◆ **What the exercise asks**:
Extract the entries in their exact form.

==== Data extract ====

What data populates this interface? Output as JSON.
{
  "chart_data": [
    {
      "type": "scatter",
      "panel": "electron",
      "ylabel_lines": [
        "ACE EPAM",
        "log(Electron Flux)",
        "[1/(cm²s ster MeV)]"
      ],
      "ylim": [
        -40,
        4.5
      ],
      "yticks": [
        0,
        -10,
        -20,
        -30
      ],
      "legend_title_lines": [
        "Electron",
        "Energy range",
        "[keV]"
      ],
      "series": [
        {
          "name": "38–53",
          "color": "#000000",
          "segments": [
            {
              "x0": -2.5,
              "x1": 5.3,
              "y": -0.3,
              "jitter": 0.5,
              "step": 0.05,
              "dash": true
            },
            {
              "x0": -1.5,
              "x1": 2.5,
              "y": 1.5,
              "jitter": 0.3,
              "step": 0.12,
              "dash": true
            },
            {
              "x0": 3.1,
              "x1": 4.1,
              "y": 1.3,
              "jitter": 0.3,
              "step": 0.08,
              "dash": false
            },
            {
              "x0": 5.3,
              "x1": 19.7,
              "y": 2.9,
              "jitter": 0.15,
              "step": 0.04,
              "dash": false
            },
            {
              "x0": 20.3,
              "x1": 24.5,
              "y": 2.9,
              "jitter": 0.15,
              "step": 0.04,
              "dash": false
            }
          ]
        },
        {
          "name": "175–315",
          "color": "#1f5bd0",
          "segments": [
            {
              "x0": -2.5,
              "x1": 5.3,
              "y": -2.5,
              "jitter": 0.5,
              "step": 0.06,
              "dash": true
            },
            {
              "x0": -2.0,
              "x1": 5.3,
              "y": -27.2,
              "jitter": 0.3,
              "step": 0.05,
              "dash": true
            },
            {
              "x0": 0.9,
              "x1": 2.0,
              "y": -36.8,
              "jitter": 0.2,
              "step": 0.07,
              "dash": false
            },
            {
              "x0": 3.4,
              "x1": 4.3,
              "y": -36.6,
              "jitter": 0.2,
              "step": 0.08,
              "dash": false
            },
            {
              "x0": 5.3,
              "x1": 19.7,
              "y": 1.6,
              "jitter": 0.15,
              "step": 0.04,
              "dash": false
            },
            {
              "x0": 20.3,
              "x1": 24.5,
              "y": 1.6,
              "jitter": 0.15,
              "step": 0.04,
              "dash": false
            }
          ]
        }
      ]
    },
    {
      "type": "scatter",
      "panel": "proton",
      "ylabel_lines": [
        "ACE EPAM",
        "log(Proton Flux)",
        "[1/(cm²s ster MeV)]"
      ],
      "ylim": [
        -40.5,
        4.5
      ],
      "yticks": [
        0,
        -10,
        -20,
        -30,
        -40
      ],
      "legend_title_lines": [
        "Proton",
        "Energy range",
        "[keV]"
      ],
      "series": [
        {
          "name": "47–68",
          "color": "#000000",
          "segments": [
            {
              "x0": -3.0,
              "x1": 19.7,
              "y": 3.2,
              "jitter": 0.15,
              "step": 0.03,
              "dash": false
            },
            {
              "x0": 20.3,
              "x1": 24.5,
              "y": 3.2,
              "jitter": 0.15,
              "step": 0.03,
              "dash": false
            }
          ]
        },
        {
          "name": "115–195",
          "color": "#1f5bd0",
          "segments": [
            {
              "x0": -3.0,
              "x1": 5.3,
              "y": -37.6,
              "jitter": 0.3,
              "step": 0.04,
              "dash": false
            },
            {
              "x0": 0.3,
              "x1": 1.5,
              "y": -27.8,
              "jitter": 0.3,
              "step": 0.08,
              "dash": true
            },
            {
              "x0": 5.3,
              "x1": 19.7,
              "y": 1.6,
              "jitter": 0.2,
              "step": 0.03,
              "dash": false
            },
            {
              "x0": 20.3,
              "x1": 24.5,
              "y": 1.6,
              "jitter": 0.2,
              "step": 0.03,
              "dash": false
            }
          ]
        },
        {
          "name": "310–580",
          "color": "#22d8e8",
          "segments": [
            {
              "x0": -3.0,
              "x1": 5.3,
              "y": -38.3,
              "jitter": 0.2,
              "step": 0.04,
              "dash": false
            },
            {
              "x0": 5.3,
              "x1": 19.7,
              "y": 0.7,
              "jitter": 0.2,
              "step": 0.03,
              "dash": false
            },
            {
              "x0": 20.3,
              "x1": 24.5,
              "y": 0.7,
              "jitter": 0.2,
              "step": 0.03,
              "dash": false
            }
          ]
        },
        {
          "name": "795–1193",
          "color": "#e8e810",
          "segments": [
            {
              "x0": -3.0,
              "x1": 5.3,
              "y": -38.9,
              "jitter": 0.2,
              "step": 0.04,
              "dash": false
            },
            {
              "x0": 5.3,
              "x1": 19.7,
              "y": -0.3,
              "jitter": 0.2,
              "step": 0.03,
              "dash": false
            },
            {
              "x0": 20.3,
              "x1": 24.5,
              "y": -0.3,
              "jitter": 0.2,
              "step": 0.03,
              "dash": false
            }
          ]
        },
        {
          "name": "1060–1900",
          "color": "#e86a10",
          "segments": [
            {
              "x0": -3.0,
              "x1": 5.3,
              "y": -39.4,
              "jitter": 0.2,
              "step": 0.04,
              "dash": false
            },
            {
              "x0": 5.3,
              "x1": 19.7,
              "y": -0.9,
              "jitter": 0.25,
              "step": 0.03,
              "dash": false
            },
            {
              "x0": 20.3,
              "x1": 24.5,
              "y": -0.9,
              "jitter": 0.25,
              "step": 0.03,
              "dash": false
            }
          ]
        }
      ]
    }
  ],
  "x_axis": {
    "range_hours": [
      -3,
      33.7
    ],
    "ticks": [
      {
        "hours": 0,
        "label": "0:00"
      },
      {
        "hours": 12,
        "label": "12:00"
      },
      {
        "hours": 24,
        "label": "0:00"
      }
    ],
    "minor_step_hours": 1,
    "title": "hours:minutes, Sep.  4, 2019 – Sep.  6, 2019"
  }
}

====

◆ **Solved exercise**:
What data populates this interface? Output as JSON.
{
  "chart_data": [
    {
      "type": "scatter",
      "panel": "electron",
      "ylabel_lines": [
        "ACE EPAM",
        "log(Electron Flux)",
        "[1/(cm²s ster MeV)]"
      ],
      "ylim": [
        -40,
        4.5
      ],
      "yticks": [
        0,
        -10,
        -20,
        -30
      ],
      "legend_title_lines": [
        "Electron",
        "Energy range",
        "[keV]"
      ],
      "series": [
        {
          "name": "38–53",
          "color": "#000000",
          "segments": [
            {
              "x0": -2.5,
              "x1": 5.3,
              "y": -0.3,
              "jitter": 0.5,
              "step": 0.05,
              "dash": true
            },
            {
              "x0": -1.5,
              "x1": 2.5,
              "y": 1.5,
              "jitter": 0.3,
              "step": 0.12,
              "dash": true
            },
            {
              "x0": 3.1,
              "x1": 4.1,
              "y": 1.3,
              "jitter": 0.3,
              "step": 0.08,
              "dash": false
            },
            {
              "x0": 5.3,
              "x1": 19.7,
              "y": 2.9,
              "jitter": 0.15,
              "step": 0.04,
              "dash": false
            },
            {
              "x0": 20.3,
              "x1": 24.5,
              "y": 2.9,
              "jitter": 0.15,
              "step": 0.04,
              "dash": false
            }
          ]
        },
        {
          "name": "175–315",
          "color": "#1f5bd0",
          "segments": [
            {
              "x0": -2.5,
              "x1": 5.3,
              "y": -2.5,
              "jitter": 0.5,
              "step": 0.06,
              "dash": true
            },
            {
              "x0": -2.0,
              "x1": 5.3,
              "y": -27.2,
              "jitter": 0.3,
              "step": 0.05,
              "dash": true
            },
            {
              "x0": 0.9,
              "x1": 2.0,
              "y": -36.8,
              "jitter": 0.2,
              "step": 0.07,
              "dash": false
            },
            {
              "x0": 3.4,
              "x1": 4.3,
              "y": -36.6,
              "jitter": 0.2,
              "step": 0.08,
              "dash": false
            },
            {
              "x0": 5.3,
              "x1": 19.7,
              "y": 1.6,
              "jitter": 0.15,
              "step": 0.04,
              "dash": false
            },
            {
              "x0": 20.3,
              "x1": 24.5,
              "y": 1.6,
              "jitter": 0.15,
              "step": 0.04,
              "dash": false
            }
          ]
        }
      ]
    },
    {
      "type": "scatter",
      "panel": "proton",
      "ylabel_lines": [
        "ACE EPAM",
        "log(Proton Flux)",
        "[1/(cm²s ster MeV)]"
      ],
      "ylim": [
        -40.5,
        4.5
      ],
      "yticks": [
        0,
        -10,
        -20,
        -30,
        -40
      ],
      "legend_title_lines": [
        "Proton",
        "Energy range",
        "[keV]"
      ],
      "series": [
        {
          "name": "47–68",
          "color": "#000000",
          "segments": [
            {
              "x0": -3.0,
              "x1": 19.7,
              "y": 3.2,
              "jitter": 0.15,
              "step": 0.03,
              "dash": false
            },
            {
              "x0": 20.3,
              "x1": 24.5,
              "y": 3.2,
              "jitter": 0.15,
              "step": 0.03,
              "dash": false
            }
          ]
        },
        {
          "name": "115–195",
          "color": "#1f5bd0",
          "segments": [
            {
              "x0": -3.0,
              "x1": 5.3,
              "y": -37.6,
              "jitter": 0.3,
              "step": 0.04,
              "dash": false
            },
            {
              "x0": 0.3,
              "x1": 1.5,
              "y": -27.8,
              "jitter": 0.3,
              "step": 0.08,
              "dash": true
            },
            {
              "x0": 5.3,
              "x1": 19.7,
              "y": 1.6,
              "jitter": 0.2,
              "step": 0.03,
              "dash": false
            },
            {
              "x0": 20.3,
              "x1": 24.5,
              "y": 1.6,
              "jitter": 0.2,
              "step": 0.03,
              "dash": false
            }
          ]
        },
        {
          "name": "310–580",
          "color": "#22d8e8",
          "segments": [
            {
              "x0": -3.0,
              "x1": 5.3,
              "y": -38.3,
              "jitter": 0.2,
              "step": 0.04,
              "dash": false
            },
            {
              "x0": 5.3,
              "x1": 19.7,
              "y": 0.7,
              "jitter": 0.2,
              "step": 0.03,
              "dash": false
            },
            {
              "x0": 20.3,
              "x1": 24.5,
              "y": 0.7,
              "jitter": 0.2,
              "step": 0.03,
              "dash": false
            }
          ]
        },
        {
          "name": "795–1193",
          "color": "#e8e810",
          "segments": [
            {
              "x0": -3.0,
              "x1": 5.3,
              "y": -38.9,
              "jitter": 0.2,
              "step": 0.04,
              "dash": false
            },
            {
              "x0": 5.3,
              "x1": 19.7,
              "y": -0.3,
              "jitter": 0.2,
              "step": 0.03,
              "dash": false
            },
            {
              "x0": 20.3,
              "x1": 24.5,
              "y": -0.3,
              "jitter": 0.2,
              "step": 0.03,
              "dash": false
            }
          ]
        },
        {
          "name": "1060–1900",
          "color": "#e86a10",
          "segments": [
            {
              "x0": -3.0,
              "x1": 5.3,
              "y": -39.4,
              "jitter": 0.2,
              "step": 0.04,
              "dash": false
            },
            {
              "x0": 5.3,
              "x1": 19.7,
              "y": -0.9,
              "jitter": 0.25,
              "step": 0.03,
              "dash": false
            },
            {
              "x0": 20.3,
              "x1": 24.5,
              "y": -0.9,
              "jitter": 0.25,
              "step": 0.03,
              "dash": false
            }
          ]
        }
      ]
    }
  ],
  "x_axis": {
    "range_hours": [
      -3,
      33.7
    ],
    "ticks": [
      {
        "hours": 0,
        "label": "0:00"
      },
      {
        "hours": 12,
        "label": "12:00"
      },
      {
        "hours": 24,
        "label": "0:00"
      }
    ],
    "minor_step_hours": 1,
    "title": "hours:minutes, Sep.  4, 2019 – Sep.  6, 2019"
  }
}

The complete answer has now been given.